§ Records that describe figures

* * * *

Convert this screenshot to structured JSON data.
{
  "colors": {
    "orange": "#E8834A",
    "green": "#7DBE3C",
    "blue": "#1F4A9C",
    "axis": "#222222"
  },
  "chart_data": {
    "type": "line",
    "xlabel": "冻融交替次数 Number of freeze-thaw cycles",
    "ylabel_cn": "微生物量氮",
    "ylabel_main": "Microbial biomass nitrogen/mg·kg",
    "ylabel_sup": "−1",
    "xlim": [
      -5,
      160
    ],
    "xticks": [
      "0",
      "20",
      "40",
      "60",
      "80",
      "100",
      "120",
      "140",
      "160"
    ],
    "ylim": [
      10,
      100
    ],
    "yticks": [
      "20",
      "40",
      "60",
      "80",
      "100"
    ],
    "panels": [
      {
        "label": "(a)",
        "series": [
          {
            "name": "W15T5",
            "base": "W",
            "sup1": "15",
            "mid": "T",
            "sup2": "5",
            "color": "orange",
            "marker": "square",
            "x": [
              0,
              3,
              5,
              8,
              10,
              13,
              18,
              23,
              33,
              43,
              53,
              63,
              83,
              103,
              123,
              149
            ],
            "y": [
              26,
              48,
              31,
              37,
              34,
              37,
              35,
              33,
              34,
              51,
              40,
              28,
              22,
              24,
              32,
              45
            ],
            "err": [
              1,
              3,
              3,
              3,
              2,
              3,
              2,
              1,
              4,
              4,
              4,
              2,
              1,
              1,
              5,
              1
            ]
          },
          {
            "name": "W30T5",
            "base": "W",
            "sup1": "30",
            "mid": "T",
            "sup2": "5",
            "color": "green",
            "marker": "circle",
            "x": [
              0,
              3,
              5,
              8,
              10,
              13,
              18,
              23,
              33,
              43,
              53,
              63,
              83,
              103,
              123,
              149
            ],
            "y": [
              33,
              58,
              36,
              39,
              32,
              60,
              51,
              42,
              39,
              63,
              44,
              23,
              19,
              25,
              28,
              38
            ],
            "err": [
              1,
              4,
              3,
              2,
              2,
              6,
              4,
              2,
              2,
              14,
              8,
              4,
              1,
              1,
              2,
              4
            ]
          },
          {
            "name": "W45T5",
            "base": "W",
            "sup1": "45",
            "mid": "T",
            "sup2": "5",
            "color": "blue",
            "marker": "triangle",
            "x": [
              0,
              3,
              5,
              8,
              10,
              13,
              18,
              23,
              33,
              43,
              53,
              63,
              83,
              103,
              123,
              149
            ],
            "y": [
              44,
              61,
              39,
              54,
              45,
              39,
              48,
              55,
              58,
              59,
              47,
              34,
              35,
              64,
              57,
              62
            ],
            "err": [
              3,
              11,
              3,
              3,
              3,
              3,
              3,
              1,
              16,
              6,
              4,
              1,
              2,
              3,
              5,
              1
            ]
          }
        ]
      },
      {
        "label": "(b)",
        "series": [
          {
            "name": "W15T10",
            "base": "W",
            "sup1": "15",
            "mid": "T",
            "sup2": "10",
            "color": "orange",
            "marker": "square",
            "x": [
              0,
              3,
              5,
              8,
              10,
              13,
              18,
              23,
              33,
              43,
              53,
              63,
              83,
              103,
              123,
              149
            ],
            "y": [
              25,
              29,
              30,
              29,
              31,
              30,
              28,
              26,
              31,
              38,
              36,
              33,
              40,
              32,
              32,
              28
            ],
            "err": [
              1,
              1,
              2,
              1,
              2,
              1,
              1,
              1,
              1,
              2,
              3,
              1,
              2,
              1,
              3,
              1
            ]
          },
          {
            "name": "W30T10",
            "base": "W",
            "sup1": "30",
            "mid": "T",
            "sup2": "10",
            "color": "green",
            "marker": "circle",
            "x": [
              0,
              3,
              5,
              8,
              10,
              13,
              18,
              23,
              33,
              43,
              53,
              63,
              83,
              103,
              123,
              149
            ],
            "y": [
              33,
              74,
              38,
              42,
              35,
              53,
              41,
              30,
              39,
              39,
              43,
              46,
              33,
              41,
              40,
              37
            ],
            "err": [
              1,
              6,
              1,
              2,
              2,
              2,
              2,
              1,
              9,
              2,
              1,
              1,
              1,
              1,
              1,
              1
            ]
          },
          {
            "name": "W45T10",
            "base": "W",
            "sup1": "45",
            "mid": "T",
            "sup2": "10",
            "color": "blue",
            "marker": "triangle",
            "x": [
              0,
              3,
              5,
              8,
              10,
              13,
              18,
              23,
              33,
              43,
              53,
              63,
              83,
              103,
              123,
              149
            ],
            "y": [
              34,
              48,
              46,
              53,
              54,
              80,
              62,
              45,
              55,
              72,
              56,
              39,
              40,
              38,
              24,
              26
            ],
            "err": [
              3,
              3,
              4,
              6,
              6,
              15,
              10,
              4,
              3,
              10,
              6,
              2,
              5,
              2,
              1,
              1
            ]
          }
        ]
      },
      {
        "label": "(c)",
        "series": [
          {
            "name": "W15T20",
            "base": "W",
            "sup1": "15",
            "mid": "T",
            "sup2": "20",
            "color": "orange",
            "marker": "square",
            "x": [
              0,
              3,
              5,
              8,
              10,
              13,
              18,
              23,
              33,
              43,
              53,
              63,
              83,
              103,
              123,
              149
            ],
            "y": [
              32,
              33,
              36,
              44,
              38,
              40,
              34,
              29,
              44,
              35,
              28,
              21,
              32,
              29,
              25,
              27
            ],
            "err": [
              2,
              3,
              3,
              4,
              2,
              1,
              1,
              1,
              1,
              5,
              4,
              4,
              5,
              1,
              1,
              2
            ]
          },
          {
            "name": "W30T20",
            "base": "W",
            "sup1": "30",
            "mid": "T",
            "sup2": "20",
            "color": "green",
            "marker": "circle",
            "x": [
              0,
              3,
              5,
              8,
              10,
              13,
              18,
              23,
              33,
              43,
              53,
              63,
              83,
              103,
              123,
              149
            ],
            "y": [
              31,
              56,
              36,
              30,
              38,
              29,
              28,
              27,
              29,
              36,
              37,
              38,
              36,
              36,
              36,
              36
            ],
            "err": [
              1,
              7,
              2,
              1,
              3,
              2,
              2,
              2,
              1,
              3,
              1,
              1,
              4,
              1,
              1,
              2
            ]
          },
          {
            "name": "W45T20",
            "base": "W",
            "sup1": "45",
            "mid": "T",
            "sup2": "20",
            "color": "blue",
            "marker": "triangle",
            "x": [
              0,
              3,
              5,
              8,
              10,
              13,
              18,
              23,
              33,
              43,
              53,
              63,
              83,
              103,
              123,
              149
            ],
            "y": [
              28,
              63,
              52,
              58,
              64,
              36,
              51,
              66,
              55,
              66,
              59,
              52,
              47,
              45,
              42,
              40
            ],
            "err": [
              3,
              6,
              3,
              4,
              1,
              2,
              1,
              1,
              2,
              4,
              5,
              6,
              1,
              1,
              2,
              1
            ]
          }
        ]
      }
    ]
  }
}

* * * *

All of the entries should be written out again exactly.

Convert this screenshot to structured JSON data.
{
  "colors": {
    "orange": "#E8834A",
    "green": "#7DBE3C",
    "blue": "#1F4A9C",
    "axis": "#222222"
  },
  "chart_data": {
    "type": "line",
    "xlabel": "冻融交替次数 Number of freeze-thaw cycles",
    "ylabel_cn": "微生物量氮",
    "ylabel_main": "Microbial biomass nitrogen/mg·kg",
    "ylabel_sup": "−1",
    "xlim": [
      -5,
      160
    ],
    "xticks": [
      "0",
      "20",
      "40",
      "60",
      "80",
      "100",
      "120",
      "140",
      "160"
    ],
    "ylim": [
      10,
      100
    ],
    "yticks": [
      "20",
      "40",
      "60",
      "80",
      "100"
    ],
    "panels": [
      {
        "label": "(a)",
        "series": [
          {
            "name": "W15T5",
            "base": "W",
            "sup1": "15",
            "mid": "T",
            "sup2": "5",
            "color": "orange",
            "marker": "square",
            "x": [
              0,
              3,
              5,
              8,
              10,
              13,
              18,
              23,
              33,
              43,
              53,
              63,
              83,
              103,
              123,
              149
            ],
            "y": [
              26,
              48,
              31,
              37,
              34,
              37,
              35,
              33,
              34,
              51,
              40,
              28,
              22,
              24,
              32,
              45
            ],
            "err": [
              1,
              3,
              3,
              3,
              2,
              3,
              2,
              1,
              4,
              4,
              4,
              2,
              1,
              1,
              5,
              1
            ]
          },
          {
            "name": "W30T5",
            "base": "W",
            "sup1": "30",
            "mid": "T",
            "sup2": "5",
            "color": "green",
            "marker": "circle",
            "x": [
              0,
              3,
              5,
              8,
              10,
              13,
              18,
              23,
              33,
              43,
              53,
              63,
              83,
              103,
              123,
              149
            ],
            "y": [
              33,
              58,
              36,
              39,
              32,
              60,
              51,
              42,
              39,
              63,
              44,
              23,
              19,
              25,
              28,
              38
            ],
            "err": [
              1,
              4,
              3,
              2,
              2,
              6,
              4,
              2,
              2,
              14,
              8,
              4,
              1,
              1,
              2,
              4
            ]
          },
          {
            "name": "W45T5",
            "base": "W",
            "sup1": "45",
            "mid": "T",
            "sup2": "5",
            "color": "blue",
            "marker": "triangle",
            "x": [
              0,
              3,
              5,
              8,
              10,
              13,
              18,
              23,
              33,
              43,
              53,
              63,
              83,
              103,
              123,
              149
            ],
            "y": [
              44,
              61,
              39,
              54,
              45,
              39,
              48,
              55,
              58,
              59,
              47,
              34,
              35,
              64,
              57,
              62
            ],
            "err": [
              3,
              11,
              3,
              3,
              3,
              3,
              3,
              1,
              16,
              6,
              4,
              1,
              2,
              3,
              5,
              1
            ]
          }
        ]
      },
      {
        "label": "(b)",
        "series": [
          {
            "name": "W15T10",
            "base": "W",
            "sup1": "15",
            "mid": "T",
            "sup2": "10",
            "color": "orange",
            "marker": "square",
            "x": [
              0,
              3,
              5,
              8,
              10,
              13,
              18,
              23,
              33,
              43,
              53,
              63,
              83,
              103,
              123,
              149
            ],
            "y": [
              25,
              29,
              30,
              29,
              31,
              30,
              28,
              26,
              31,
              38,
              36,
              33,
              40,
              32,
              32,
              28
            ],
            "err": [
              1,
              1,
              2,
              1,
              2,
              1,
              1,
              1,
              1,
              2,
              3,
              1,
              2,
              1,
              3,
              1
            ]
          },
          {
            "name": "W30T10",
            "base": "W",
            "sup1": "30",
            "mid": "T",
            "sup2": "10",
            "color": "green",
            "marker": "circle",
            "x": [
              0,
              3,
              5,
              8,
              10,
              13,
              18,
              23,
              33,
              43,
              53,
              63,
              83,
              103,
              123,
              149
            ],
            "y": [
              33,
              74,
              38,
              42,
              35,
              53,
              41,
              30,
              39,
              39,
              43,
              46,
              33,
              41,
              40,
              37
            ],
            "err": [
              1,
              6,
              1,
              2,
              2,
              2,
              2,
              1,
              9,
              2,
              1,
              1,
              1,
              1,
              1,
              1
            ]
          },
          {
            "name": "W45T10",
            "base": "W",
            "sup1": "45",
            "mid": "T",
            "sup2": "10",
            "color": "blue",
            "marker": "triangle",
            "x": [
              0,
              3,
              5,
              8,
              10,
              13,
              18,
              23,
              33,
              43,
              53,
              63,
              83,
              103,
              123,
              149
            ],
            "y": [
              34,
              48,
              46,
              53,
              54,
              80,
              62,
              45,
              55,
              72,
              56,
              39,
              40,
              38,
              24,
              26
            ],
            "err": [
              3,
              3,
              4,
              6,
              6,
              15,
              10,
              4,
              3,
              10,
              6,
              2,
              5,
              2,
              1,
              1
            ]
          }
        ]
      },
      {
        "label": "(c)",
        "series": [
          {
            "name": "W15T20",
            "base": "W",
            "sup1": "15",
            "mid": "T",
            "sup2": "20",
            "color": "orange",
            "marker": "square",
            "x": [
              0,
              3,
              5,
              8,
              10,
              13,
              18,
              23,
              33,
              43,
              53,
              63,
              83,
              103,
              123,
              149
            ],
            "y": [
              32,
              33,
              36,
              44,
              38,
              40,
              34,
              29,
              44,
              35,
              28,
              21,
              32,
              29,
              25,
              27
            ],
            "err": [
              2,
              3,
              3,
              4,
              2,
              1,
              1,
              1,
              1,
              5,
              4,
              4,
              5,
              1,
              1,
              2
            ]
          },
          {
            "name": "W30T20",
            "base": "W",
            "sup1": "30",
            "mid": "T",
            "sup2": "20",
            "color": "green",
            "marker": "circle",
            "x": [
              0,
              3,
              5,
              8,
              10,
              13,
              18,
              23,
              33,
              43,
              53,
              63,
              83,
              103,
              123,
              149
            ],
            "y": [
              31,
              56,
              36,
              30,
              38,
              29,
              28,
              27,
              29,
              36,
              37,
              38,
              36,
              36,
              36,
              36
            ],
            "err": [
              1,
              7,
              2,
              1,
              3,
              2,
              2,
              2,
              1,
              3,
              1,
              1,
              4,
              1,
              1,
              2
            ]
          },
          {
            "name": "W45T20",
            "base": "W",
            "sup1": "45",
            "mid": "T",
            "sup2": "20",
            "color": "blue",
            "marker": "triangle",
            "x": [
              0,
              3,
              5,
              8,
              10,
              13,
              18,
              23,
              33,
              43,
              53,
              63,
              83,
              103,
              123,
              149
            ],
            "y": [
              28,
              63,
              52,
              58,
              64,
              36,
              51,
              66,
              55,
              66,
              59,
              52,
              47,
              45,
              42,
              40
            ],
            "err": [
              3,
              6,
              3,
              4,
              1,
              2,
              1,
              1,
              2,
              4,
              5,
              6,
              1,
              1,
              2,
              1
            ]
          }
        ]
      }
    ]
  }
}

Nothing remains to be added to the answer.